== GIVEN INSTRUCTION ==
Render the entries starting with the line that contains "What elements are" and going on through the line that contains "text-line [53,1030,699,1063]" as a JSON list of strings, one string per line, with blank lines dropped. Include both of those lines, and leave the pictures out of the answer.

== MATERIAL FOR THE TASK ==
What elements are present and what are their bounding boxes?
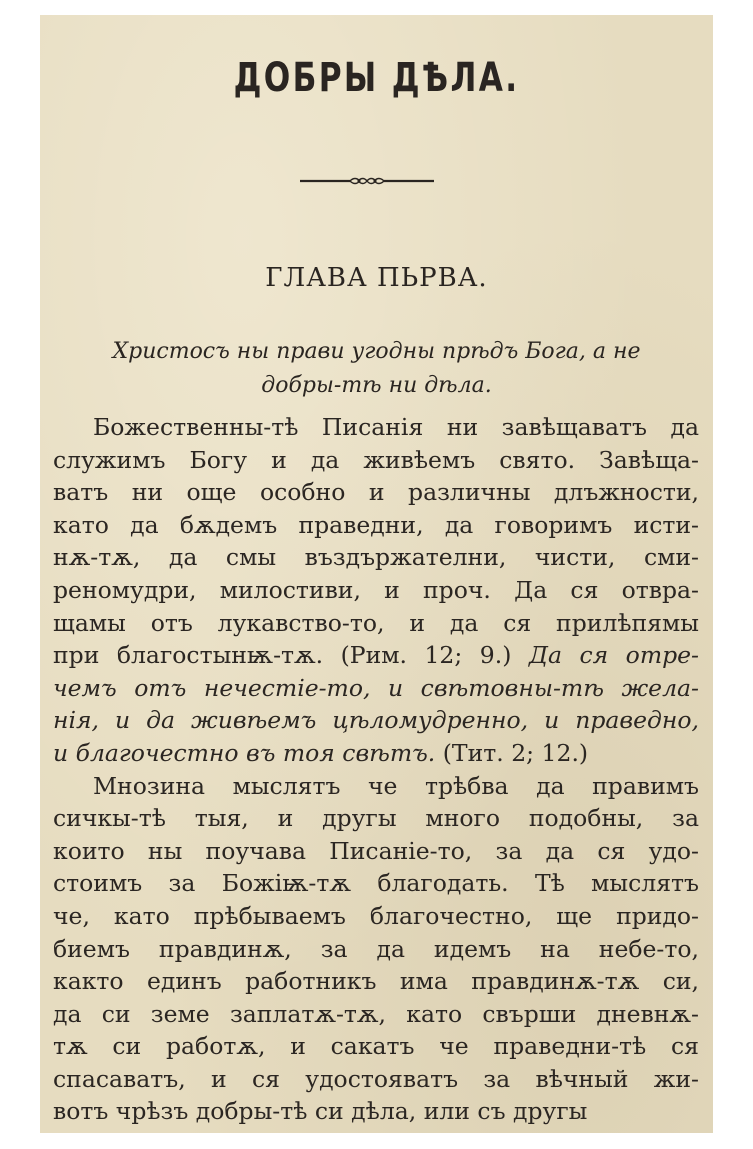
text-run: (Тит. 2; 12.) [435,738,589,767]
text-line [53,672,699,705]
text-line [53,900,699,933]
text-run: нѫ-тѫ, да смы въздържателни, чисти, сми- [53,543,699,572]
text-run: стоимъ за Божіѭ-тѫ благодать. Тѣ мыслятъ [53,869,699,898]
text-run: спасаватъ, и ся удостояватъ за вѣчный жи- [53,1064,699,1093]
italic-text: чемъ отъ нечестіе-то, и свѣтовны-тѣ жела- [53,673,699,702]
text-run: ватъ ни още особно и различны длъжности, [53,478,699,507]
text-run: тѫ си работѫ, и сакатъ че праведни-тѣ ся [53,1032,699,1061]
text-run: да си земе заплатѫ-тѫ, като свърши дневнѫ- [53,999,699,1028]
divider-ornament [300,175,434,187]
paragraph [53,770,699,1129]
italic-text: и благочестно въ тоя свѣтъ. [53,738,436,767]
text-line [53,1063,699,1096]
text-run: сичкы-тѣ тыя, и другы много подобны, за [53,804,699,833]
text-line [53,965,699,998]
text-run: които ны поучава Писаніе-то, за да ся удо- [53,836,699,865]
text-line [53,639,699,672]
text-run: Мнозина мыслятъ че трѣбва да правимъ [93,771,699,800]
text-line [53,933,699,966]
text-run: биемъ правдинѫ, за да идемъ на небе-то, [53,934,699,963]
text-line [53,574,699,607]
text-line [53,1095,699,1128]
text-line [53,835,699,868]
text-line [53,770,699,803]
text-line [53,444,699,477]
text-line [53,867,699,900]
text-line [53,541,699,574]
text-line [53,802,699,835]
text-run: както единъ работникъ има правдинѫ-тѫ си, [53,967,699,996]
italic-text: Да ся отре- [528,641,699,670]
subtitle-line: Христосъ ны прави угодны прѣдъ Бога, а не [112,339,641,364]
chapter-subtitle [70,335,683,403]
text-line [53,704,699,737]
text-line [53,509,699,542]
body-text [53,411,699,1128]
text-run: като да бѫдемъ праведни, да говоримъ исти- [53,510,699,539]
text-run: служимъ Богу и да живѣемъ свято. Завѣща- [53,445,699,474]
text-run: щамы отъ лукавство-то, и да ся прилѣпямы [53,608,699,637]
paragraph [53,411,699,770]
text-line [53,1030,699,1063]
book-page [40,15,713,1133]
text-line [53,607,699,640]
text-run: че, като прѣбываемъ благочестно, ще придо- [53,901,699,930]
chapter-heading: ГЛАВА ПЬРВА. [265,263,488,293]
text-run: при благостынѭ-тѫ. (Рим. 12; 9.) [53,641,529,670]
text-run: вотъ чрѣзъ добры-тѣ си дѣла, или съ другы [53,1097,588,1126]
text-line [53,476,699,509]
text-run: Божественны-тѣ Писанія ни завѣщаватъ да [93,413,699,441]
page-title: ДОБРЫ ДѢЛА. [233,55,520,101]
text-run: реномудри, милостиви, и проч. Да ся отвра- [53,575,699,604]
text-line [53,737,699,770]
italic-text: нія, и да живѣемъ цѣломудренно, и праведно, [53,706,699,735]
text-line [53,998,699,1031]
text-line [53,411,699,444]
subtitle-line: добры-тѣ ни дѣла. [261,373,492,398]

==

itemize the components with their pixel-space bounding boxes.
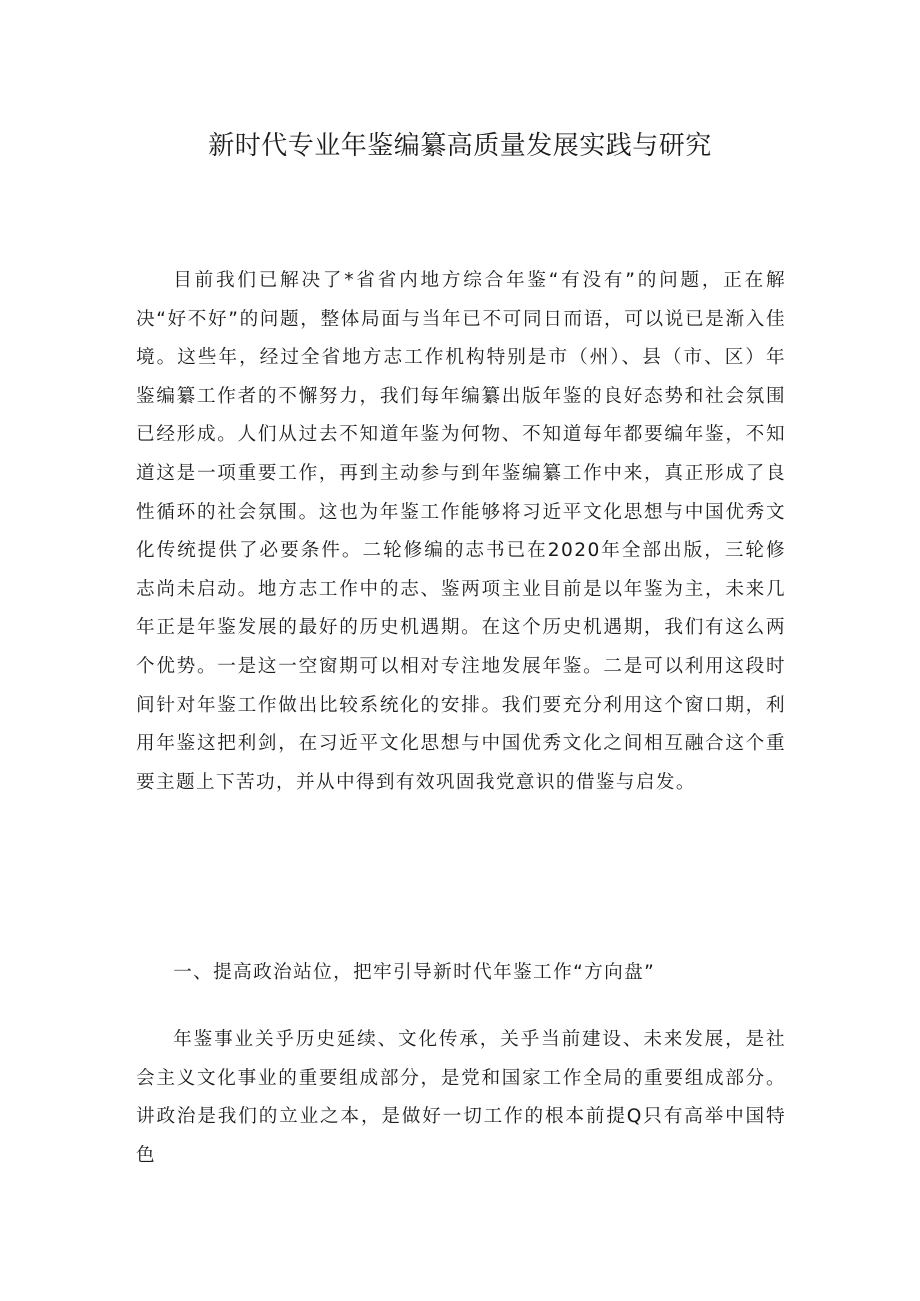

== RESPONSE ==
[
  "What elements are present and what are their bounding boxes?",
  "text-run: (Тит. 2; 12.) [435,738,589,767]",
  "text-line [53,672,699,705]",
  "text-line [53,900,699,933]",
  "text-run: нѫ-тѫ, да смы въздържателни, чисти, сми- [53,543,699,572]",
  "text-run: стоимъ за Божіѭ-тѫ благодать. Тѣ мыслятъ [53,869,699,898]",
  "text-run: спасаватъ, и ся удостояватъ за вѣчный жи- [53,1064,699,1093]",
  "italic-text: чемъ отъ нечестіе-то, и свѣтовны-тѣ жела- [53,673,699,702]",
  "text-run: ватъ ни още особно и различны длъжности, [53,478,699,507]",
  "text-run: тѫ си работѫ, и сакатъ че праведни-тѣ ся [53,1032,699,1061]",
  "text-run: да си земе заплатѫ-тѫ, като свърши дневнѫ- [53,999,699,1028]",
  "divider-ornament [300,175,434,187]",
  "paragraph [53,770,699,1129]",
  "italic-text: и благочестно въ тоя свѣтъ. [53,738,436,767]",
  "text-line [53,1063,699,1096]",
  "text-run: сичкы-тѣ тыя, и другы много подобны, за [53,804,699,833]",
  "text-line [53,965,699,998]",
  "text-run: които ны поучава Писаніе-то, за да ся удо- [53,836,699,865]",
  "text-line [53,639,699,672]",
  "text-run: Мнозина мыслятъ че трѣбва да правимъ [93,771,699,800]",
  "text-line [53,933,699,966]",
  "text-run: биемъ правдинѫ, за да идемъ на небе-то, [53,934,699,963]",
  "text-line [53,574,699,607]",
  "text-line [53,1095,699,1128]",
  "text-line [53,835,699,868]",
  "text-line [53,770,699,803]",
  "text-line [53,444,699,477]",
  "text-line [53,867,699,900]",
  "text-line [53,541,699,574]",
  "text-line [53,802,699,835]",
  "text-run: както единъ работникъ има правдинѫ-тѫ си, [53,967,699,996]",
  "italic-text: Да ся отре- [528,641,699,670]",
  "subtitle-line: Христосъ ны прави угодны прѣдъ Бога, а не [112,339,641,364]",
  "chapter-subtitle [70,335,683,403]",
  "text-line [53,704,699,737]",
  "text-line [53,509,699,542]",
  "body-text [53,411,699,1128]",
  "text-run: като да бѫдемъ праведни, да говоримъ исти- [53,510,699,539]",
  "text-run: служимъ Богу и да живѣемъ свято. Завѣща- [53,445,699,474]",
  "text-run: щамы отъ лукавство-то, и да ся прилѣпямы [53,608,699,637]",
  "paragraph [53,411,699,770]",
  "text-line [53,1030,699,1063]"
]